**To be done**
Collect all lines from the records below that include the word "true".
═════ Data shown ═════
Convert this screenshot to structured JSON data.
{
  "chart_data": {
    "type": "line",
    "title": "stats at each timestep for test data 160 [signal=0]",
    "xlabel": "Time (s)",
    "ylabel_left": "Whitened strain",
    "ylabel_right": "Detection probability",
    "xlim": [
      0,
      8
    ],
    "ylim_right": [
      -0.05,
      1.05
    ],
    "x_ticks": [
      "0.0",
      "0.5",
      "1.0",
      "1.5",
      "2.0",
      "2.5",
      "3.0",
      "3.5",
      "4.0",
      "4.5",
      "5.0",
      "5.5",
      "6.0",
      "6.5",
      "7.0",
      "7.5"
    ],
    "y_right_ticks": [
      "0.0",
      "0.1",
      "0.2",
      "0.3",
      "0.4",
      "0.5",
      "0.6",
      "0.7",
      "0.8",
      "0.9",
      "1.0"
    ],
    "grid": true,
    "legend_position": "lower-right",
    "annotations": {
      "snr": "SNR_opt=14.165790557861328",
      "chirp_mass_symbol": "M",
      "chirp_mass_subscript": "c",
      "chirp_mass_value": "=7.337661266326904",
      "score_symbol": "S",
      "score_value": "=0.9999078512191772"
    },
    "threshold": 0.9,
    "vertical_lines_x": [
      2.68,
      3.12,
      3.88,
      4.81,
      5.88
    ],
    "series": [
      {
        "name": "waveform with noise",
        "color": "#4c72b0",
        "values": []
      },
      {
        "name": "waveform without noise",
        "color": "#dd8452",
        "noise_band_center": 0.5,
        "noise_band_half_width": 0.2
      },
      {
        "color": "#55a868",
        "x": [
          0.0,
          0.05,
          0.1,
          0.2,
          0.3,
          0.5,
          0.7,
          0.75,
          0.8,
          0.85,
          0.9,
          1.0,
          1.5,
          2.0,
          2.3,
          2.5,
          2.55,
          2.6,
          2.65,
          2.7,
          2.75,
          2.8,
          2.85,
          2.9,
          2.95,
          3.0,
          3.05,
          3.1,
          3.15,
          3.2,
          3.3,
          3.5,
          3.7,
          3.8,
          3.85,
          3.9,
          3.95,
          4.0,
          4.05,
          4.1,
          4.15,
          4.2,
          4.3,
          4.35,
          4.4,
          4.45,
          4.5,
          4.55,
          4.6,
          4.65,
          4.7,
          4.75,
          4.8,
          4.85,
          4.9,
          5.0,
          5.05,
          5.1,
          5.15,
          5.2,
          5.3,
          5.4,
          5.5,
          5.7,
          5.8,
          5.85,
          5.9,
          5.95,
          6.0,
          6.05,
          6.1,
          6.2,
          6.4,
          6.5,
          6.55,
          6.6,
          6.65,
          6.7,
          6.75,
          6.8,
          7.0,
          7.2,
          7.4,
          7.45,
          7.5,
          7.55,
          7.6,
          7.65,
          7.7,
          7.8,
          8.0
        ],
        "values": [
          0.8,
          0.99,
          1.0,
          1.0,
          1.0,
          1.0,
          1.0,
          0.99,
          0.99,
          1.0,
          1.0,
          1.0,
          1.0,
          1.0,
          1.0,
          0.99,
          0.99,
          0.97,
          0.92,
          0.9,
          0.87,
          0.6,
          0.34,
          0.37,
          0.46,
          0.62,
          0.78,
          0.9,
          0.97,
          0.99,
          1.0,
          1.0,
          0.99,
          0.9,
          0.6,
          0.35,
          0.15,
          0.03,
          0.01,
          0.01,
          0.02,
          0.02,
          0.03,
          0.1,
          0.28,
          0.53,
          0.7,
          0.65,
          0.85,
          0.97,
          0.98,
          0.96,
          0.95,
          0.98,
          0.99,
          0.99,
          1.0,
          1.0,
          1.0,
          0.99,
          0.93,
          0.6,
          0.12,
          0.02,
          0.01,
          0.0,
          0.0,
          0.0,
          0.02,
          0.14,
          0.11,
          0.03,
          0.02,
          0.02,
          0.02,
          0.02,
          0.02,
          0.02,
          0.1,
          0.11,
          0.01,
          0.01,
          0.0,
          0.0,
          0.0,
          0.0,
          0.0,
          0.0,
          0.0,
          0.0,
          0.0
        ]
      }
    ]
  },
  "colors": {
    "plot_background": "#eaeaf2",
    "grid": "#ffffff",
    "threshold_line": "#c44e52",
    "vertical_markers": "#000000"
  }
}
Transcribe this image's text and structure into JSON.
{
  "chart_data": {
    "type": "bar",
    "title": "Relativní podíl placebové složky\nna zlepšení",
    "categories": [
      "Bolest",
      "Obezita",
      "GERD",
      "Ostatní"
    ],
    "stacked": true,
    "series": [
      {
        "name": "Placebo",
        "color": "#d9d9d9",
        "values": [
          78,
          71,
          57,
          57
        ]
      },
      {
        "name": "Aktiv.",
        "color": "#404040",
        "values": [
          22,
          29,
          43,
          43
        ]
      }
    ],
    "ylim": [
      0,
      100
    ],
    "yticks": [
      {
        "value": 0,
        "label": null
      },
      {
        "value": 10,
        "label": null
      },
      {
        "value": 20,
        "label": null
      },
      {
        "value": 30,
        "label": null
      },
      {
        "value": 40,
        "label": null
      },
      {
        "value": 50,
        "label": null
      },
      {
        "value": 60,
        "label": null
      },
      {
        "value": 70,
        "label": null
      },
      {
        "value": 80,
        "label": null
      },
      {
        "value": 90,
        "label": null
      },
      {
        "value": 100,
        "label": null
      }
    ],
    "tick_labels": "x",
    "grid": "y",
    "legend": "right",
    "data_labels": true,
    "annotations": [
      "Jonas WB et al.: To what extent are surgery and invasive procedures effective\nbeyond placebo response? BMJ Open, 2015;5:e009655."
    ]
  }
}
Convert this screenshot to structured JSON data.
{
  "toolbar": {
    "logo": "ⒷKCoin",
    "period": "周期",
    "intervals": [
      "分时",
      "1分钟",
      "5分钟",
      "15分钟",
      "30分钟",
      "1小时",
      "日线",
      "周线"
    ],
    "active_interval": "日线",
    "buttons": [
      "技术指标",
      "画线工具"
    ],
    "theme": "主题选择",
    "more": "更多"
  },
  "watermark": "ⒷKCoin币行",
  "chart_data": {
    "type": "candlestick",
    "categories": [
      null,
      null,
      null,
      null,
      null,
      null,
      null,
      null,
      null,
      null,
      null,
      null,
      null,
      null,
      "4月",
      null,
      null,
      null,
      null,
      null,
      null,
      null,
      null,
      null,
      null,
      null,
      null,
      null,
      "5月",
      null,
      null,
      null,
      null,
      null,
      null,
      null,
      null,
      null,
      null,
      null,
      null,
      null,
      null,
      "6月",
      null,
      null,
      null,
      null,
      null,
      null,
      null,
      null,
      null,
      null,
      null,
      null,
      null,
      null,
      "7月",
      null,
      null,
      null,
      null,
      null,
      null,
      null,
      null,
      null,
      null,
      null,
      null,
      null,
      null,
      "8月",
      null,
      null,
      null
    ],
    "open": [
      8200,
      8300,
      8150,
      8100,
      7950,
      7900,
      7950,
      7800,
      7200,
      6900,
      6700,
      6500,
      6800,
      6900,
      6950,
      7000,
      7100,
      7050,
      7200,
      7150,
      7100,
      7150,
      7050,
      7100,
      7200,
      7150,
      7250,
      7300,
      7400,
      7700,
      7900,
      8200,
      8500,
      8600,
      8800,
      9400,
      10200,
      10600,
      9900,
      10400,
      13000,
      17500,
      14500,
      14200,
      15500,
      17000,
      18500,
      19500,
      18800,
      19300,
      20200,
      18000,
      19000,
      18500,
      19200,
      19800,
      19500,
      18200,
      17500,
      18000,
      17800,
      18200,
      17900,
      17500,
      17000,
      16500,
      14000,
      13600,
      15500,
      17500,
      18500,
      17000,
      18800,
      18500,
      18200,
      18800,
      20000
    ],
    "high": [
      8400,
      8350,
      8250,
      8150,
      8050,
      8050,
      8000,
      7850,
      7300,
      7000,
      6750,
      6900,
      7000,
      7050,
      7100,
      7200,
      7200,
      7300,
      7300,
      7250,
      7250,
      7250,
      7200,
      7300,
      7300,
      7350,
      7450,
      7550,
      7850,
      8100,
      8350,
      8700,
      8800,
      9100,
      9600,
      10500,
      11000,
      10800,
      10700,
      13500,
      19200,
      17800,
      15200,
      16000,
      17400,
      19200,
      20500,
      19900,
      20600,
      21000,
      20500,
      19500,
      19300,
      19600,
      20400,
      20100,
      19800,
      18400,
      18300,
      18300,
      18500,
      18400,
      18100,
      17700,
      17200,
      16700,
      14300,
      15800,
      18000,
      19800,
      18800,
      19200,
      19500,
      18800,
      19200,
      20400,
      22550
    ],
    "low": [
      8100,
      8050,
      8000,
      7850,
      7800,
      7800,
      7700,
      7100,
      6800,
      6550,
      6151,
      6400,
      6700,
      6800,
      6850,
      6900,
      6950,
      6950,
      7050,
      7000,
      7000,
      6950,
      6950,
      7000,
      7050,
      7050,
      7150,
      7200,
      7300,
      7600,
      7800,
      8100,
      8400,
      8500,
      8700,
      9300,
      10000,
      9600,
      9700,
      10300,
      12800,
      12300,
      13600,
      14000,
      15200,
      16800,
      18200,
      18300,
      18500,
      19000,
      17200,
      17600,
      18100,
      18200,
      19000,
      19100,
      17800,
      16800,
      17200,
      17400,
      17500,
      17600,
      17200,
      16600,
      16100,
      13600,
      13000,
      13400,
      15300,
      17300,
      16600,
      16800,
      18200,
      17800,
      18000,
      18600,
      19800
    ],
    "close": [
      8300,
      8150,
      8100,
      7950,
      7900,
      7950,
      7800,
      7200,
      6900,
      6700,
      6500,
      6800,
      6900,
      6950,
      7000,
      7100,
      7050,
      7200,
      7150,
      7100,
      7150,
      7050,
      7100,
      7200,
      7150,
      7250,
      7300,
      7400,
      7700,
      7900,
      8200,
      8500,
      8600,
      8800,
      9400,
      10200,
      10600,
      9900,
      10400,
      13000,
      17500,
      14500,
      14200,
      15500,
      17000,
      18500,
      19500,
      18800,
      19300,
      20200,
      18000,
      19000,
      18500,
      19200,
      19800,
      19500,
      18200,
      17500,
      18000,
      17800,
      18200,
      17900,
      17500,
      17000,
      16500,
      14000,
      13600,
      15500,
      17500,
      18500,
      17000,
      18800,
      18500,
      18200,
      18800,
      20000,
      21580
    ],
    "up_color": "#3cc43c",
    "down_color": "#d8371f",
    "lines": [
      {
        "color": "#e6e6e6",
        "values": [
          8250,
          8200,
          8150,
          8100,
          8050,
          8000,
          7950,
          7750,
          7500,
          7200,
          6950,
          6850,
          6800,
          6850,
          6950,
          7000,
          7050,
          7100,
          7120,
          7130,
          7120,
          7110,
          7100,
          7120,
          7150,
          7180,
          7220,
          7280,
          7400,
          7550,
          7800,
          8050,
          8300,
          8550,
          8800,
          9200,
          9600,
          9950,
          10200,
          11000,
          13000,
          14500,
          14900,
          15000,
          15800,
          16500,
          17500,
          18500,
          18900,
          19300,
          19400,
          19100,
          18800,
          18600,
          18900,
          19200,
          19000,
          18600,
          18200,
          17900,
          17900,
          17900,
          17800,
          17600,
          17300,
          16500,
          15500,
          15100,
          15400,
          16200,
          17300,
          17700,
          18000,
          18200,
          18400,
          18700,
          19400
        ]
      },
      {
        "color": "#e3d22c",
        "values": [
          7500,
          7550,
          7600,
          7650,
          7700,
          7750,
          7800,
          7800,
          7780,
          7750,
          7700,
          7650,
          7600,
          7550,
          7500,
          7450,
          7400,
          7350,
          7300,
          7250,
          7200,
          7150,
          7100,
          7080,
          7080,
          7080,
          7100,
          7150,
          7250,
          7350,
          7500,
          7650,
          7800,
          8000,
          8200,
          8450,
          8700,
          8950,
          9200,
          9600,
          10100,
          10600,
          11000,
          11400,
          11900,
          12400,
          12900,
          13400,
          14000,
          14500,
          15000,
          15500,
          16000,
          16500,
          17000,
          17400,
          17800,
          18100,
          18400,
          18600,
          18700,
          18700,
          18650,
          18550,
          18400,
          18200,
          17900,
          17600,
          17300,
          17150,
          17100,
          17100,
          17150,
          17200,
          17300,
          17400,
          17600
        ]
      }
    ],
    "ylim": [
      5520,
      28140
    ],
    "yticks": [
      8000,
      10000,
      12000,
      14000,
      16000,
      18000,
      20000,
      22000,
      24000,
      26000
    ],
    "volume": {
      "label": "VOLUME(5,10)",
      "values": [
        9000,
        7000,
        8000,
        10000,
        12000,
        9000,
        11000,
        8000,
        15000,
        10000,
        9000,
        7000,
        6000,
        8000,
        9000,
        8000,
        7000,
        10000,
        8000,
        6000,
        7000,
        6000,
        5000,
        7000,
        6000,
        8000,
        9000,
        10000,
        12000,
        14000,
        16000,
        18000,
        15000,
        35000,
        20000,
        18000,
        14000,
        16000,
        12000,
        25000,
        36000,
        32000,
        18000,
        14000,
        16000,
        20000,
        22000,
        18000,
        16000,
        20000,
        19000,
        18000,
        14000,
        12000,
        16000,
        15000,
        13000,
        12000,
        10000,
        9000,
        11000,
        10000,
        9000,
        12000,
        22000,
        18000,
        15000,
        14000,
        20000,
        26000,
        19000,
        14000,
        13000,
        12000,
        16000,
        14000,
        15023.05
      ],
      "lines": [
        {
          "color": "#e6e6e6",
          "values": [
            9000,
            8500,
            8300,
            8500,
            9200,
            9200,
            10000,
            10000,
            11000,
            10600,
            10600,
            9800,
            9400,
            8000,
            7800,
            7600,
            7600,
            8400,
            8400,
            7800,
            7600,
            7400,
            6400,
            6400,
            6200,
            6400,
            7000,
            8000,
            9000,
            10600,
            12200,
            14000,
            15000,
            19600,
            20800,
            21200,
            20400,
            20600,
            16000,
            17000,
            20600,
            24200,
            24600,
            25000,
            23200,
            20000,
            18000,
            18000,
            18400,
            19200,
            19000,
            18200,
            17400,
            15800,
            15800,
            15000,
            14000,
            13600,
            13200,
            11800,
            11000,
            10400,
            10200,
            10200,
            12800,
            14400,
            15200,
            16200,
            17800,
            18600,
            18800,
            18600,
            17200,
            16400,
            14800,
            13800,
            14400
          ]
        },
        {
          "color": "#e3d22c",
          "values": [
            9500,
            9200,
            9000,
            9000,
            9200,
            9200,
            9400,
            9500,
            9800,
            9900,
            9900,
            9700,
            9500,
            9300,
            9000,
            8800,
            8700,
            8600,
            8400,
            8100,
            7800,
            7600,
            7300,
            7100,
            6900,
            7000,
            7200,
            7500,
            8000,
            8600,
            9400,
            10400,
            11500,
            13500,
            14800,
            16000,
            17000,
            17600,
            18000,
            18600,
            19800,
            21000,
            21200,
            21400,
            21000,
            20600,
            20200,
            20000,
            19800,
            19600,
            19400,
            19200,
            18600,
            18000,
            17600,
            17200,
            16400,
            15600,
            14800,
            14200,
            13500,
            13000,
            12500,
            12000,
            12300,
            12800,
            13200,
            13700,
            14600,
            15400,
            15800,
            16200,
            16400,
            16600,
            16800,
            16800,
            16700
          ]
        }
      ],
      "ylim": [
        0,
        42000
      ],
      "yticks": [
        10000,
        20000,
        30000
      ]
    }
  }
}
═════
**Output for this task**
    "grid": true,
    "stacked": true,
    "data_labels": true,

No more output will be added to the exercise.